§ **DO THIS**
Collect all lines from the records below that include the word "detached".

* start RECORDED INFORMATION *

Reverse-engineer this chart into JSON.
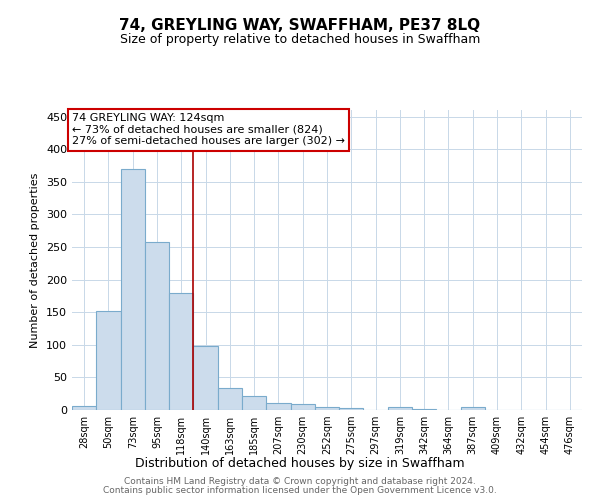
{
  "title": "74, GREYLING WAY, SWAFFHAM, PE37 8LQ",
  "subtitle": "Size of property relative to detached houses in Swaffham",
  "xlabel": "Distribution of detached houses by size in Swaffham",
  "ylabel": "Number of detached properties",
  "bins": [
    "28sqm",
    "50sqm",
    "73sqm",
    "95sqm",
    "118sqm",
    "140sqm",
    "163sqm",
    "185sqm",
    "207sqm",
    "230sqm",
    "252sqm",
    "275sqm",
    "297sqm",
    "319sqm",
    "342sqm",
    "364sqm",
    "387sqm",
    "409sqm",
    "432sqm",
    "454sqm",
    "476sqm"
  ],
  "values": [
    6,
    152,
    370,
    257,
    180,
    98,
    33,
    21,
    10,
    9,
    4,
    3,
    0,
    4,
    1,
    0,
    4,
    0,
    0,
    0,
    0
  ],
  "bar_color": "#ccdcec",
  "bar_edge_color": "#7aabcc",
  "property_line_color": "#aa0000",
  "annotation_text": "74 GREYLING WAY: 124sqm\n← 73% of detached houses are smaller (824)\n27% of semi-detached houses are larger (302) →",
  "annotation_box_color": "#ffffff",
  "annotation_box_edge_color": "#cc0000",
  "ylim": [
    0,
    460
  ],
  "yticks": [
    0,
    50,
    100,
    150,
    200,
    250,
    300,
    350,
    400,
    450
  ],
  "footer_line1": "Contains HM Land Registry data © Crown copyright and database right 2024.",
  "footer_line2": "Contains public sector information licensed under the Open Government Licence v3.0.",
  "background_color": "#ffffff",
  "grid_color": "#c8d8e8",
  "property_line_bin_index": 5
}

* end RECORDED INFORMATION *
* start RECORDED INFORMATION *

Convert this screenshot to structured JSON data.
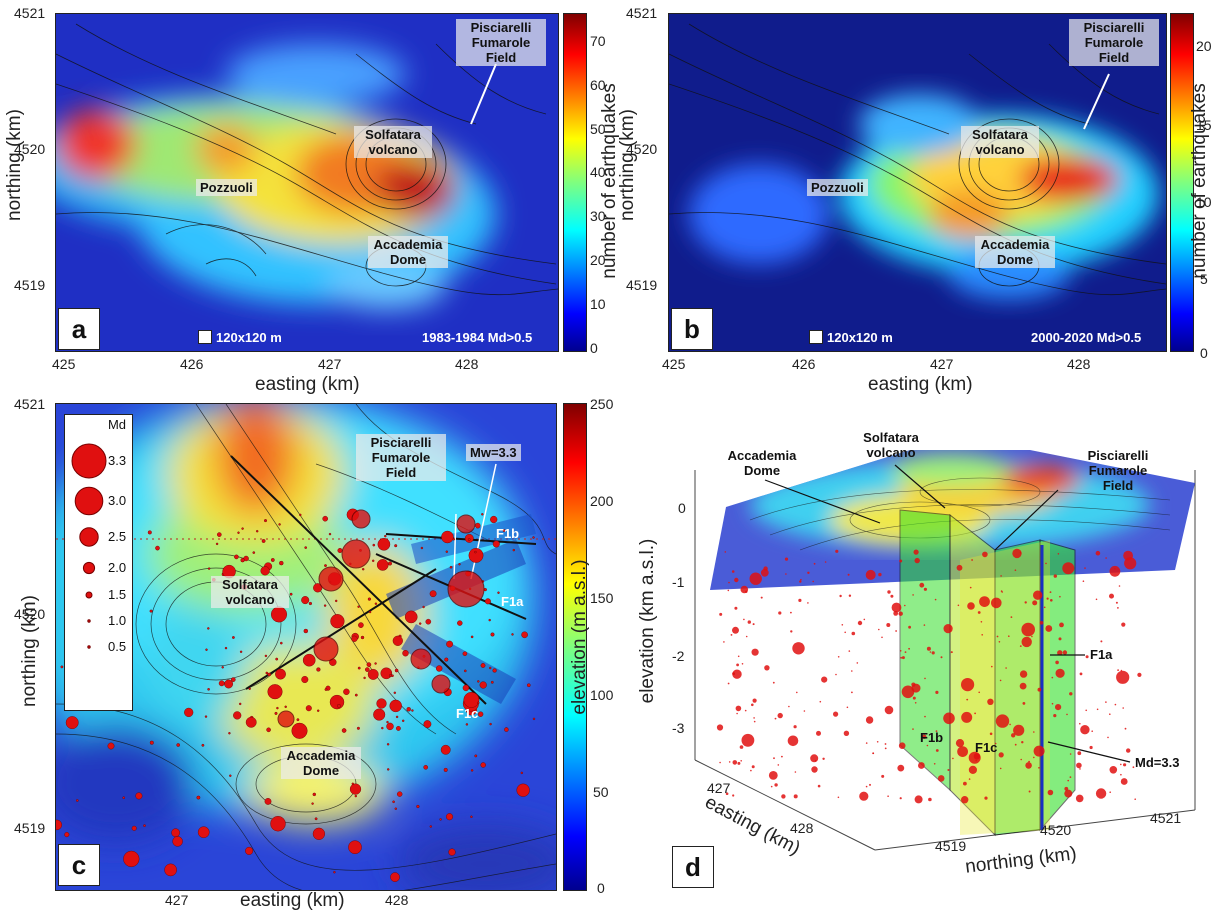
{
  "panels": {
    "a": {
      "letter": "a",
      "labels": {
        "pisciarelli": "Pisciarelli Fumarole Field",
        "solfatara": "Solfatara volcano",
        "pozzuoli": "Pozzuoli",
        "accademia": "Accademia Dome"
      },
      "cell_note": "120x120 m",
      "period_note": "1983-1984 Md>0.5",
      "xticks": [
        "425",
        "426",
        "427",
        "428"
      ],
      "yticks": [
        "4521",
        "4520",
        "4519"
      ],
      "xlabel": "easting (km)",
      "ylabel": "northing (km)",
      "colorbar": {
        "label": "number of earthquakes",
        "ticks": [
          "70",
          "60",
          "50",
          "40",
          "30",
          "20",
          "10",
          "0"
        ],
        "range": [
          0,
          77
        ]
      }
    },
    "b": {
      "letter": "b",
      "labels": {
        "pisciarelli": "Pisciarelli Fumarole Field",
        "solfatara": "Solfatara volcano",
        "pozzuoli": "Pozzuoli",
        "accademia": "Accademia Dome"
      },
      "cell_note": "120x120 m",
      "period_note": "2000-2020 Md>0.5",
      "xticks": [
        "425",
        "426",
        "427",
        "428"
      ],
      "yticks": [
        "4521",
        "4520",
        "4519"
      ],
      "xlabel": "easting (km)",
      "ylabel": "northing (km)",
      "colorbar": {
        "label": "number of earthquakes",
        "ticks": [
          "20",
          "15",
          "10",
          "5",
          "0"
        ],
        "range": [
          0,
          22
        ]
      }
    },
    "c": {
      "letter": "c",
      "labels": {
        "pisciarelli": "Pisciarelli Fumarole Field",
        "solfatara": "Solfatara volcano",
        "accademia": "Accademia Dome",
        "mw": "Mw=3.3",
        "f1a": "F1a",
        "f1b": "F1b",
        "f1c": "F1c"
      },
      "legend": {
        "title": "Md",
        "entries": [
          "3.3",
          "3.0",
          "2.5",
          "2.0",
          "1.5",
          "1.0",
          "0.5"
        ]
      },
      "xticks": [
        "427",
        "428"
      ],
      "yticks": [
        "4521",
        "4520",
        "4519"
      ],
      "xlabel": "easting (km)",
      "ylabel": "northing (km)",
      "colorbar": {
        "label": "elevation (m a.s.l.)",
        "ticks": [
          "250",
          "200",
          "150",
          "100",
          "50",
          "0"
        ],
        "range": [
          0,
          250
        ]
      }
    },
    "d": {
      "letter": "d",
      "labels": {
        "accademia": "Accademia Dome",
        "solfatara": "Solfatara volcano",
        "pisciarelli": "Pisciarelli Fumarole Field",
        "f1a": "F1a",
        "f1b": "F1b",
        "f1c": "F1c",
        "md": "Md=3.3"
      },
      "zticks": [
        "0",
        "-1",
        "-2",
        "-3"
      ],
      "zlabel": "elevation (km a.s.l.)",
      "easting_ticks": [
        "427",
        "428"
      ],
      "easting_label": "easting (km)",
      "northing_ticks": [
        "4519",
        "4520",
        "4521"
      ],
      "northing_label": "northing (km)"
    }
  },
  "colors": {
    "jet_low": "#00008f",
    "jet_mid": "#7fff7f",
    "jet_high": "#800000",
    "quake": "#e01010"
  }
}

* end RECORDED INFORMATION *
* start RECORDED INFORMATION *

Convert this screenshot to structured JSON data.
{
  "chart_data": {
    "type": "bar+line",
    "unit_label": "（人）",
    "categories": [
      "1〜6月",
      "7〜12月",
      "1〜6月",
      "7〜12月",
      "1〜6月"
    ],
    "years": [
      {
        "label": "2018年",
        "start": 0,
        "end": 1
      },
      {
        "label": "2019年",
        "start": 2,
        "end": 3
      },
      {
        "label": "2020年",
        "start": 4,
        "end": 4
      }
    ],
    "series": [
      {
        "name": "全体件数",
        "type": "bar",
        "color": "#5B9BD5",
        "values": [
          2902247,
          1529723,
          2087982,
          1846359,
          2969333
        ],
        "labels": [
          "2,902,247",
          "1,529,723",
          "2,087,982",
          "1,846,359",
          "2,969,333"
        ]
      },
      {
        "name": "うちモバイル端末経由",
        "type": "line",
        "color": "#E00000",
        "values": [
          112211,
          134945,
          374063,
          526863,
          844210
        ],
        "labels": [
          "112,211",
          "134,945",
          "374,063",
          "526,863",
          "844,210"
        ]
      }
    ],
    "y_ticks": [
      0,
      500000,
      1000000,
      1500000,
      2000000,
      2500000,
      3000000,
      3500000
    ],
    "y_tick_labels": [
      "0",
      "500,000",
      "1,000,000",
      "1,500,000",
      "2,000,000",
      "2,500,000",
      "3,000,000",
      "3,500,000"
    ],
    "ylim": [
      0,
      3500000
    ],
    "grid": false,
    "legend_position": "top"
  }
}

* end RECORDED INFORMATION *

§ **EXPECTED ANSWER**
  "subtitle": "Size of property relative to detached houses in Swaffham",
  "xlabel": "Distribution of detached houses by size in Swaffham",
  "ylabel": "Number of detached properties",
  "annotation_text": "74 GREYLING WAY: 124sqm\n← 73% of detached houses are smaller (824)\n27% of semi-detached houses are larger (302) →",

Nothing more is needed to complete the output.